• [Stated goal]
Each line in the entries below that holds the string "Center" is to be listed.

• [Entries supplied]
-*-*-

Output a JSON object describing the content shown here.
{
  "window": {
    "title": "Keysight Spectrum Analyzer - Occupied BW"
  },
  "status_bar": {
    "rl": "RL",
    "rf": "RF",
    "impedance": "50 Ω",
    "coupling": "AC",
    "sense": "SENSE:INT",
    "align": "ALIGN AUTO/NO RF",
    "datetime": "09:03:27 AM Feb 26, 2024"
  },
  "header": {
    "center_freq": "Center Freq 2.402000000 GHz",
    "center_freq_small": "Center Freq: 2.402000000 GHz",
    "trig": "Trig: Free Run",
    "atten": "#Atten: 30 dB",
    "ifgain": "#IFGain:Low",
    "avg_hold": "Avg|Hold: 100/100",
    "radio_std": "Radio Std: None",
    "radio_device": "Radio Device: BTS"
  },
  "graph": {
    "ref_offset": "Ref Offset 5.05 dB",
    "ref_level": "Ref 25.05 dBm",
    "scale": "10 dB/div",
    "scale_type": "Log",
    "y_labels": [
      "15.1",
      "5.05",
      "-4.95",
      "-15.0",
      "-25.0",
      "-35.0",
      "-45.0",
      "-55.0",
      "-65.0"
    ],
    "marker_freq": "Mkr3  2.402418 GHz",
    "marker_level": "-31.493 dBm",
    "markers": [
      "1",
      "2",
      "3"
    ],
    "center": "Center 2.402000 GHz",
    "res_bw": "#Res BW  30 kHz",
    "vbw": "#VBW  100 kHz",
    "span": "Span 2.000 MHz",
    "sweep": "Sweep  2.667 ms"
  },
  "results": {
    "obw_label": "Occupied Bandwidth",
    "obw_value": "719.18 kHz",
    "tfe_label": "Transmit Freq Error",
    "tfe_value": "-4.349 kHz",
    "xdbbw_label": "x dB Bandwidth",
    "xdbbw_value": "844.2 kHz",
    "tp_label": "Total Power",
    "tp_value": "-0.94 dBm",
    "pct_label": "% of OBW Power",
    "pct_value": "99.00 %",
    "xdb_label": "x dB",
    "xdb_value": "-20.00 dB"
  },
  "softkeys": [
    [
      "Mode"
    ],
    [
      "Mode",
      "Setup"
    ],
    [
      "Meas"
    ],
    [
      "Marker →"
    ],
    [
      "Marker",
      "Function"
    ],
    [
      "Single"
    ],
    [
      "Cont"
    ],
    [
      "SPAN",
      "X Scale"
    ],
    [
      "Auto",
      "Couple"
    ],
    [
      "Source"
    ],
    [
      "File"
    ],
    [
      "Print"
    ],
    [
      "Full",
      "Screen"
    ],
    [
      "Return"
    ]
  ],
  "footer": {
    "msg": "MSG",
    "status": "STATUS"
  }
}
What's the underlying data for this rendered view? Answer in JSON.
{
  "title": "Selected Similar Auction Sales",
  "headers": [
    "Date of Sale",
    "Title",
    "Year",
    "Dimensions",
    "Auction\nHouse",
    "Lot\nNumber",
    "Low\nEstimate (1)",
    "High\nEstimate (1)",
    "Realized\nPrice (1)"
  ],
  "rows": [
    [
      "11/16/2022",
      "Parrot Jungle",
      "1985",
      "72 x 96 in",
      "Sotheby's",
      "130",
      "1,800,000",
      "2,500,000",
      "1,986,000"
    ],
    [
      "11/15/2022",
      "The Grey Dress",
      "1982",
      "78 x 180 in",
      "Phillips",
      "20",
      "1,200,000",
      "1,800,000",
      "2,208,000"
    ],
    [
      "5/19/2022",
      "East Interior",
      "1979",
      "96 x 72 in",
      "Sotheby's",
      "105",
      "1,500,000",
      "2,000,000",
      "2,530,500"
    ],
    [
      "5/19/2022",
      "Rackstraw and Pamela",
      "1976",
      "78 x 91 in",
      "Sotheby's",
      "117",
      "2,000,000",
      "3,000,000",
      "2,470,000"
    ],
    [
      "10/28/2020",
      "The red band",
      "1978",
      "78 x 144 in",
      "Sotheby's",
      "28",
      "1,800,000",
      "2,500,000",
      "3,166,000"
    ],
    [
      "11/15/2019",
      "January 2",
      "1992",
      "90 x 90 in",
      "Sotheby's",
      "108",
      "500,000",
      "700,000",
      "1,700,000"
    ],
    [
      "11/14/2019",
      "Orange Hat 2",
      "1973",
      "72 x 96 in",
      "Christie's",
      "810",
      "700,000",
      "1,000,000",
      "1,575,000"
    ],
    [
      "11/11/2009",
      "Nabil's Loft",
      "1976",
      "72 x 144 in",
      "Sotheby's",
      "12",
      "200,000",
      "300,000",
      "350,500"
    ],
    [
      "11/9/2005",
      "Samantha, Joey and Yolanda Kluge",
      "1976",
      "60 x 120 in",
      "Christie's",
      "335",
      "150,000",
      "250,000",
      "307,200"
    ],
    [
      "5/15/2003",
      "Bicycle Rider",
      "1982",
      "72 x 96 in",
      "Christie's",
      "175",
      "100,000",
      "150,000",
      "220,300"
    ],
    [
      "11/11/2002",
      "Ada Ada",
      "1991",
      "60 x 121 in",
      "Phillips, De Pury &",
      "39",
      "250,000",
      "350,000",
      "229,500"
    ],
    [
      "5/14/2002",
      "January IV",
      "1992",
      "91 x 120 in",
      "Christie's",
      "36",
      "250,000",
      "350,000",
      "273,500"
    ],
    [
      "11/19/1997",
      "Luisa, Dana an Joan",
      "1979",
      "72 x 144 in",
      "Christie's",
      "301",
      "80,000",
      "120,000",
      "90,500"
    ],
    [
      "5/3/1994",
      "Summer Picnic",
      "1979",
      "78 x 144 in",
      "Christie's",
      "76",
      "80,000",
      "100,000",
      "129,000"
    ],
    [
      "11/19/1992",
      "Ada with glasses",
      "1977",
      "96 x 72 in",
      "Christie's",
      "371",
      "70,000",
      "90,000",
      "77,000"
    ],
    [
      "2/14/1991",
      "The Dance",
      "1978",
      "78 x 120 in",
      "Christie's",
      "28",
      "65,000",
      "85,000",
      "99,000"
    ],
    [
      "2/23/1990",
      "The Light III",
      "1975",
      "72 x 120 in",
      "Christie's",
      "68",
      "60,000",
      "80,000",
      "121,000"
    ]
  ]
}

-*-*-

• [Solved problem]
    "center_freq": "Center Freq 2.402000000 GHz",
    "center_freq_small": "Center Freq: 2.402000000 GHz",
    "center": "Center 2.402000 GHz",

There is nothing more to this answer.